PROBLEM: Copy out the whole listing exactly as written, leaving the pictures behind.

SUPPLIED MATERIAL:
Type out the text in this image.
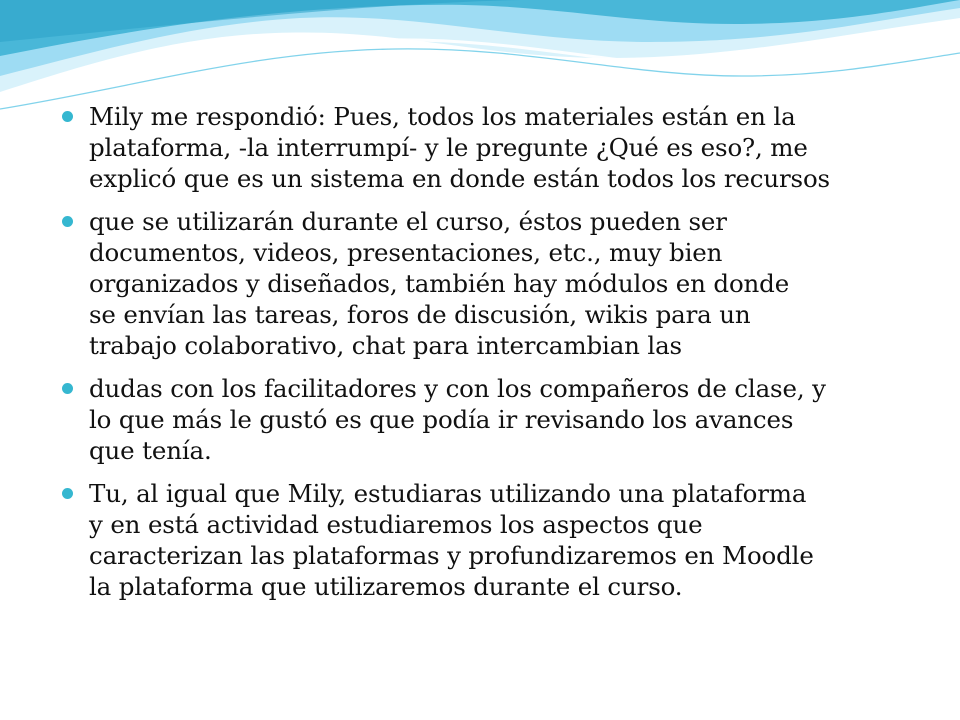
Mily me respondió: Pues, todos los materiales están en la
plataforma, -la interrumpí- y le pregunte ¿Qué es eso?, me
explicó que es un sistema en donde están todos los recursos
que se utilizarán durante el curso, éstos pueden ser
documentos, videos, presentaciones, etc., muy bien
organizados y diseñados, también hay módulos en donde
se envían las tareas, foros de discusión, wikis para un
trabajo colaborativo, chat para intercambian las
dudas con los facilitadores y con los compañeros de clase, y
lo que más le gustó es que podía ir revisando los avances
que tenía.
Tu, al igual que Mily, estudiaras utilizando una plataforma
y en está actividad estudiaremos los aspectos que
caracterizan las plataformas y profundizaremos en Moodle
la plataforma que utilizaremos durante el curso.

ANSWER FOR THE TASK:
Type out the text in this image.
Mily me respondió: Pues, todos los materiales están en la
plataforma, -la interrumpí- y le pregunte ¿Qué es eso?, me
explicó que es un sistema en donde están todos los recursos
que se utilizarán durante el curso, éstos pueden ser
documentos, videos, presentaciones, etc., muy bien
organizados y diseñados, también hay módulos en donde
se envían las tareas, foros de discusión, wikis para un
trabajo colaborativo, chat para intercambian las
dudas con los facilitadores y con los compañeros de clase, y
lo que más le gustó es que podía ir revisando los avances
que tenía.
Tu, al igual que Mily, estudiaras utilizando una plataforma
y en está actividad estudiaremos los aspectos que
caracterizan las plataformas y profundizaremos en Moodle
la plataforma que utilizaremos durante el curso.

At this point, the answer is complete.